## begin PROVIDED DATA
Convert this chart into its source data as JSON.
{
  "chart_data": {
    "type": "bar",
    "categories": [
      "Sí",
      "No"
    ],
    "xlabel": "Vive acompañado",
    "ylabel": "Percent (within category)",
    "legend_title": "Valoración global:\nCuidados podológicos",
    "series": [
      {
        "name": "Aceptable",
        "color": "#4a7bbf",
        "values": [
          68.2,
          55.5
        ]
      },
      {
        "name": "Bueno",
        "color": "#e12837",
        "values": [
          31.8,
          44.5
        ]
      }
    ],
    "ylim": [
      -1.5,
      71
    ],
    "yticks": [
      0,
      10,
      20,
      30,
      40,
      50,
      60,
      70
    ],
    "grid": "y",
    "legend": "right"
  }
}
## end PROVIDED DATA
* _EXERCISE INSTRUCTIONS_:
Print the records above exactly as they appear.

* _EXERCISE RESPONSE_:
Convert this chart into its source data as JSON.
{
  "chart_data": {
    "type": "bar",
    "categories": [
      "Sí",
      "No"
    ],
    "xlabel": "Vive acompañado",
    "ylabel": "Percent (within category)",
    "legend_title": "Valoración global:\nCuidados podológicos",
    "series": [
      {
        "name": "Aceptable",
        "color": "#4a7bbf",
        "values": [
          68.2,
          55.5
        ]
      },
      {
        "name": "Bueno",
        "color": "#e12837",
        "values": [
          31.8,
          44.5
        ]
      }
    ],
    "ylim": [
      -1.5,
      71
    ],
    "yticks": [
      0,
      10,
      20,
      30,
      40,
      50,
      60,
      70
    ],
    "grid": "y",
    "legend": "right"
  }
}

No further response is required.